Extrait fourni:
____________

Quel sculpteur a taillé, a ciselé avec plus d’énergie et de précision l’image des héros et des dieux, la figure des nations, l’effigie des hommes ? Quelques mots, et c’est assez pour rendre visible tel phénomène de la forme que plusieurs ouvrages du ciseau suffiraient à peine à faire comprendre. Qui ne se rappelle les trois vers dans lesquels il a représenté l’évolution du masque de Napoléon. Exacte observation, vérité historique, sentiment de l’art, tout s’y trouve réuni. Les possibilités de la statuaire y sont atteintes et dépassées. Combien d’autres images sont sorties de sa pensée, les unes comme détachées d’un bloc de granit, les autres comme jetées en bronze, et cela dans une strophe qui étonne l’esprit et, pour ainsi dire, le regard !

____________

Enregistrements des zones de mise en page

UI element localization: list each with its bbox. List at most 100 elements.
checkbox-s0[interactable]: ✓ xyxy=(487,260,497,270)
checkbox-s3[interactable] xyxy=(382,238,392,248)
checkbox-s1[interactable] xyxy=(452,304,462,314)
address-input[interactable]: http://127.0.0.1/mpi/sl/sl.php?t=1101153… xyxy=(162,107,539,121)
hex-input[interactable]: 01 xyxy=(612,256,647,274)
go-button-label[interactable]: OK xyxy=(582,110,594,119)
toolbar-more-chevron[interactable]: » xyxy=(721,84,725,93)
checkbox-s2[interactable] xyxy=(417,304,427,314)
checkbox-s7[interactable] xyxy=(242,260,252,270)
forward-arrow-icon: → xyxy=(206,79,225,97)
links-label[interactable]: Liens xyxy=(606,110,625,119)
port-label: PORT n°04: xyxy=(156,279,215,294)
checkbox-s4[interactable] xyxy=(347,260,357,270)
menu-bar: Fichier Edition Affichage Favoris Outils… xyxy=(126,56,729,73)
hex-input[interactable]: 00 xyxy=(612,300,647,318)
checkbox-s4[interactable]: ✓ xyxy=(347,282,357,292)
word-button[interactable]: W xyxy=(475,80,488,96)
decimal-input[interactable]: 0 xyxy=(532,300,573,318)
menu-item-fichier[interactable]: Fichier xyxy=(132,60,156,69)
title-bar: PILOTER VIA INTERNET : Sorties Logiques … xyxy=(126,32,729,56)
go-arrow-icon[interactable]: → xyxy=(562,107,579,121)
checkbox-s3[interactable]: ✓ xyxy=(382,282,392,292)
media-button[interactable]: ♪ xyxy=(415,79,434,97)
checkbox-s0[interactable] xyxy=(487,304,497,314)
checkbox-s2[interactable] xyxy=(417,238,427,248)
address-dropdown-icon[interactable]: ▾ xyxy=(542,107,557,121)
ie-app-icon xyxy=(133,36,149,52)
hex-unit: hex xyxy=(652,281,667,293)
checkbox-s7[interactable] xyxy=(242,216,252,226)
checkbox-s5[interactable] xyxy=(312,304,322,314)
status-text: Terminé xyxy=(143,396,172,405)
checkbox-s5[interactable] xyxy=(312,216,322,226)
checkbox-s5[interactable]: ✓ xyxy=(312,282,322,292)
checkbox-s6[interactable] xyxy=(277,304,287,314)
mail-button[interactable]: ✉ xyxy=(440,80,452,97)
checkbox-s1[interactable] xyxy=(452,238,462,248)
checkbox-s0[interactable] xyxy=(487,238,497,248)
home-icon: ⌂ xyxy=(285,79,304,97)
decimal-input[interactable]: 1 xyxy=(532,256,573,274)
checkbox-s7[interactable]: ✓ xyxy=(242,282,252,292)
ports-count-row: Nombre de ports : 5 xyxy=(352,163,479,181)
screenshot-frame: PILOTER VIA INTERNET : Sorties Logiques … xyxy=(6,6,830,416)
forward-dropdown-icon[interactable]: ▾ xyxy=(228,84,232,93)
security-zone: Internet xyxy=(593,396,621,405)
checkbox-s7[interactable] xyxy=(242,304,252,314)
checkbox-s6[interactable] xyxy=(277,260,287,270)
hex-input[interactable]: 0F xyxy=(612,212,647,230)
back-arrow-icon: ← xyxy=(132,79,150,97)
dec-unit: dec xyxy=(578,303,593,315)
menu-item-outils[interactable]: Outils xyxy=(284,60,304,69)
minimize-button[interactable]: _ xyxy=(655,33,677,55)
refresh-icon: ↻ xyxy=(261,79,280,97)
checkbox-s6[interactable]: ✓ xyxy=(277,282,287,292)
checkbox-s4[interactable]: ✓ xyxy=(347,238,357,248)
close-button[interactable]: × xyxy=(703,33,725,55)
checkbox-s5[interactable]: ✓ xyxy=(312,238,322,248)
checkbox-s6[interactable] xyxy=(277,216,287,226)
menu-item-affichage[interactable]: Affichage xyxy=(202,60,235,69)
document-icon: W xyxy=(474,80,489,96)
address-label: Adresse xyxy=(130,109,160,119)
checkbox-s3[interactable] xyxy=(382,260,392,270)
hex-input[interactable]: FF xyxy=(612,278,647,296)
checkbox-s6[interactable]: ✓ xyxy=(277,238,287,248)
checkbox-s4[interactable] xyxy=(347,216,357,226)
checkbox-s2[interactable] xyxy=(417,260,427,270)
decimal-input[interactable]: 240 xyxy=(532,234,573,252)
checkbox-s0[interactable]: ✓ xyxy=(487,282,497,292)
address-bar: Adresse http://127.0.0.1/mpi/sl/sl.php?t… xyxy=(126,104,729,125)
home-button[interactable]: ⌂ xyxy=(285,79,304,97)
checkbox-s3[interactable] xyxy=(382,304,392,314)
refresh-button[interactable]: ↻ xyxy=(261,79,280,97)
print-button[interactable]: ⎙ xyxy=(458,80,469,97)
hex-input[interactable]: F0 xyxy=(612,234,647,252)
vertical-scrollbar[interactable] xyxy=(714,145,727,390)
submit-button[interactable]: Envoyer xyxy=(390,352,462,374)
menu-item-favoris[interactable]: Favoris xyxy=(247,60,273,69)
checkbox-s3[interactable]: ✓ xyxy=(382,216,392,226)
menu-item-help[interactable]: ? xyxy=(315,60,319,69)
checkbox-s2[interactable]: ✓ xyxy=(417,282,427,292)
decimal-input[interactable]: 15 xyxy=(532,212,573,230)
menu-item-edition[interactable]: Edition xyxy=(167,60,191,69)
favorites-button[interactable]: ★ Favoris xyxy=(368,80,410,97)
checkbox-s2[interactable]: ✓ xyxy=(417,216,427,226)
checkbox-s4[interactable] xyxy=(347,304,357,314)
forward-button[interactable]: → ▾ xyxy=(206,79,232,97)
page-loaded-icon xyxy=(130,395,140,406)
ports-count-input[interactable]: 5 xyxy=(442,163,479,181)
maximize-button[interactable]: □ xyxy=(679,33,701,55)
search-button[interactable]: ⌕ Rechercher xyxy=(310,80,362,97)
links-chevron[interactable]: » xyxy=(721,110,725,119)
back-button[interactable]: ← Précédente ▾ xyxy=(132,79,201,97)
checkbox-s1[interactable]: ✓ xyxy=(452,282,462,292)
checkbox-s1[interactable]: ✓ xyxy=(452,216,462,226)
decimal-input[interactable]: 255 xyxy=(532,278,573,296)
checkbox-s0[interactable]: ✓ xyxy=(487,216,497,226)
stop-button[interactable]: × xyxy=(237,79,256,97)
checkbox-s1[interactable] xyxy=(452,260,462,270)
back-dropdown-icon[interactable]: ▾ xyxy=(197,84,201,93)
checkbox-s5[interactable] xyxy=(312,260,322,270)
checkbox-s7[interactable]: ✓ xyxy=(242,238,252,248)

____________

Consignes:
• 1. Recopiez le passage de l'extrait fourni compris entre "Quel sculpteur a" et "dire, le regard !", ces deux bornes incluses.
• 2. D'après l'extrait fourni, en combien de vers l'évolution du masque de Napoléon est-elle représentée ?

Corrigé:
• 1.
Quel sculpteur a taillé, a ciselé avec plus d’énergie et de précision l’image des héros et des dieux, la figure des nations, l’effigie des hommes ? Quelques mots, et c’est assez pour rendre visible tel phénomène de la forme que plusieurs ouvrages du ciseau suffiraient à peine à faire comprendre. Qui ne se rappelle les trois vers dans lesquels il a représenté l’évolution du masque de Napoléon. Exacte observation, vérité historique, sentiment de l’art, tout s’y trouve réuni. Les possibilités de la statuaire y sont atteintes et dépassées. Combien d’autres images sont sorties de sa pensée, les unes comme détachées d’un bloc de granit, les autres comme jetées en bronze, et cela dans une strophe qui étonne l’esprit et, pour ainsi dire, le regard !

• 2. En trois vers.